- Passage for review
== Segment start ==
Actively Recruiting

Phase 2
Age: 18Years +
All Genders
ID03480971

A Double Blind, Placebo Controlled Study to Assess Safety, Pharmacokinetics, and Efficacy of Tempol for Reducing Severe Mucositis in Head and Neck Cancer Patients Undergoing Combined Radio- and Chemotherapy

Led by Matrix Biomed, Inc. · Updated on 2024-11-20

120

Participants Needed

9

Research Sites

21 weeks

Total Duration

On this page

AI-Summary

What this Trial Is About

Researchers are studying the use of Tempol to prevent or reduce side effects caused by cisplatin chemotherapy and radiation treatment in patients with head and neck cancer. The trial focuses on toxicities such as mucositis, nephrotoxicity, and ototoxicity, which commonly affect patients undergoing these treatments. This Phase 2 study involves 120 participants and aims to improve quality of life and treatment continuity by addressing these complications. Participants will be randomly assigned to receive either 1000 mg of Tempol oral solution or a placebo daily during their radiation therapy, which lasts about 6 to 8 weeks. Tempol is a compound that protects healthy cells without shielding cancer cells from treatment damage. Both groups will be monitored for the development and severity of mucositis, kidney damage, and hearing loss throughout the 10-week study period. During the study, participants will undergo regular assessments to track mucositis, kidney function, and hearing ability. Researchers will evaluate the safety, pharmacokinetics, and effectiveness of Tempol in reducing severe mucositis and other toxicities. Follow-up will include monitoring for adverse effects and overall health status. The trial lasts approximately 10 weeks, covering the treatment and observation periods.
== Segment end ==
- Problems and tasks
a) In the Tempol trial listing, what daily dose of Tempol oral solution are participants assigned to receive?
b) Please summarize the Tempol trial listing in two sentences.
c) Carry on the Tempol trial listing from its final sentence.

- Material shown
== Segment start ==
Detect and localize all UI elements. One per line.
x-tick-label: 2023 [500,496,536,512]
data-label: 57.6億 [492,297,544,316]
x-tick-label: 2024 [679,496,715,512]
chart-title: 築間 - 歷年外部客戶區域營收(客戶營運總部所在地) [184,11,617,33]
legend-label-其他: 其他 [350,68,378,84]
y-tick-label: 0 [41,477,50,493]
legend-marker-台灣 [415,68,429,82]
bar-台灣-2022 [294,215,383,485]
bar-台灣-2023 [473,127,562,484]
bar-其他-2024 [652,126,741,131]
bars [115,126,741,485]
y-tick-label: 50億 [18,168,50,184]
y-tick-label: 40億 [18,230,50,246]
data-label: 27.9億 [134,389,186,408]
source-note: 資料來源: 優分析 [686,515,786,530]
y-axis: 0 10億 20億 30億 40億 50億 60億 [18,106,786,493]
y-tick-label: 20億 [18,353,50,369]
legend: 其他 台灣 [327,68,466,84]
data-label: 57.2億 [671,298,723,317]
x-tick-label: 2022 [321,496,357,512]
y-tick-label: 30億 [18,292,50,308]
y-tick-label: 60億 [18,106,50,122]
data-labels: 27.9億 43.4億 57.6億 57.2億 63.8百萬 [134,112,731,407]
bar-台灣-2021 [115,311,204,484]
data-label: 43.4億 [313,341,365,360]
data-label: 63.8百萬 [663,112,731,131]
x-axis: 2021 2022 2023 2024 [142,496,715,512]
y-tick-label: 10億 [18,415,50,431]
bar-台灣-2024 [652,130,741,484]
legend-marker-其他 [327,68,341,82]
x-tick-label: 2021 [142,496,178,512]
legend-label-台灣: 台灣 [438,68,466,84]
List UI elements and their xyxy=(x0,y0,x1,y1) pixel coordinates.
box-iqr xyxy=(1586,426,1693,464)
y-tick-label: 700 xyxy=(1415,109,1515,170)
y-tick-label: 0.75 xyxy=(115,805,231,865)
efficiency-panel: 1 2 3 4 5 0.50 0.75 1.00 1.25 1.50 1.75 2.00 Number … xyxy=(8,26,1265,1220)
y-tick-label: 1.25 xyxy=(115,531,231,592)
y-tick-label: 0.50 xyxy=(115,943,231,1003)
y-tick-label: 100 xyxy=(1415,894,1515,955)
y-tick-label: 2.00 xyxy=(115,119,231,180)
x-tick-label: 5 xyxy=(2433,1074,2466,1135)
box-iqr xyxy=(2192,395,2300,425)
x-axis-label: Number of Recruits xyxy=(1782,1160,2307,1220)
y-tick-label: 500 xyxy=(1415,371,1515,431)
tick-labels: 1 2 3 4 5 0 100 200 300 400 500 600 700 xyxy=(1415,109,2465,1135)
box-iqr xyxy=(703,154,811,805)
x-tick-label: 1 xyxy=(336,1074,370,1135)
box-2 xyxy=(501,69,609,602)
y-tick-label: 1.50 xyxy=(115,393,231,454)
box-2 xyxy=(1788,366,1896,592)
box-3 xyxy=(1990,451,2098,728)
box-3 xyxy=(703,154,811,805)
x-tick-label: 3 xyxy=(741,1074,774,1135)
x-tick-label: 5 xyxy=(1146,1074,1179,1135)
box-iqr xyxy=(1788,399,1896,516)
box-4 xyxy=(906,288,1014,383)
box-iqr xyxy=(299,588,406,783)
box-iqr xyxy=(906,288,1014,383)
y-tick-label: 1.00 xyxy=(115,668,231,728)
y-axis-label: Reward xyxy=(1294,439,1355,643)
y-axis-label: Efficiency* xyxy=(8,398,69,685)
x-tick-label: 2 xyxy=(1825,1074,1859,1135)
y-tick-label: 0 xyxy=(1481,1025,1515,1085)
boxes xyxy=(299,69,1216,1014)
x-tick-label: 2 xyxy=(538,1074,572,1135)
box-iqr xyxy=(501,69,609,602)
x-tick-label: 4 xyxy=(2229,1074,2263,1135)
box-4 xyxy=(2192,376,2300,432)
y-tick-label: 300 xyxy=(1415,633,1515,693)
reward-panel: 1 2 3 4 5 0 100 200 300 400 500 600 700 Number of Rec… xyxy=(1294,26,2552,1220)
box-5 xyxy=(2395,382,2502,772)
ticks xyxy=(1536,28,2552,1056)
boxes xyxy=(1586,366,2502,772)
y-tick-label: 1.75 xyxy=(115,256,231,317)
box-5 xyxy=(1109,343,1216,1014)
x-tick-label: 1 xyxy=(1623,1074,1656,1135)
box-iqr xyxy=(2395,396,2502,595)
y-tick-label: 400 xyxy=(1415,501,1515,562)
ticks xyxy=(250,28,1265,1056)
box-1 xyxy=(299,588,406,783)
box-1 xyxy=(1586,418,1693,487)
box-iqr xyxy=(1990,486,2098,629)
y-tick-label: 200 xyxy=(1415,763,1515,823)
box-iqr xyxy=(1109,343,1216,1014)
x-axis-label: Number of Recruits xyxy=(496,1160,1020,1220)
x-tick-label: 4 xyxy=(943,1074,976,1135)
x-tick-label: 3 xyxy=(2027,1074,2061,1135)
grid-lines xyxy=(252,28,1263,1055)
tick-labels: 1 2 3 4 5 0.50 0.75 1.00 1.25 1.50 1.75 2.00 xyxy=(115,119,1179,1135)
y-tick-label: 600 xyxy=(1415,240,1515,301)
== Segment end ==
- Answers to each task
a) 1000 mg

b) A Phase 2 trial led by Matrix Biomed, Inc. is studying whether Tempol can prevent or reduce mucositis, nephrotoxicity, and ototoxicity in head and neck cancer patients receiving cisplatin chemotherapy and radiation. Its 120 participants will be randomly assigned to take either 1000 mg of Tempol oral solution or a placebo daily during radiation therapy, with regular assessments of mucositis, kidney function, and hearing.

c)
CONDITIONS

Brief Title

Treatment of Radiation and Cisplatin Induced Toxicities with Tempol

Who Can Participate

Age: 18Years +
All Genders

Eligibility Criteria

Eligible

You may qualify if you...

  • Be 18 years of age or older with medically diagnosed squamous cell cancer of the head and neck (SCCHN)
  • Scheduled to receive radiotherapy or proton therapy with curative intent
  • If female and of childbearing potential, use effective birth control with reliable history
  • If male and of childbearing potential, use adequate contraception including condoms with spermicide; no sperm donation for 90 days after study
  • Receiving cisplatin chemotherapy
  • Provide informed consent and comply with study procedures
  • ECOG performance status score of 2 or less
  • Life expectancy of 6 months or longer
  • Adequate baseline organ function including specific blood counts, liver enzymes, kidney function, and nutritional status
Not Eligible

You will not qualify if you...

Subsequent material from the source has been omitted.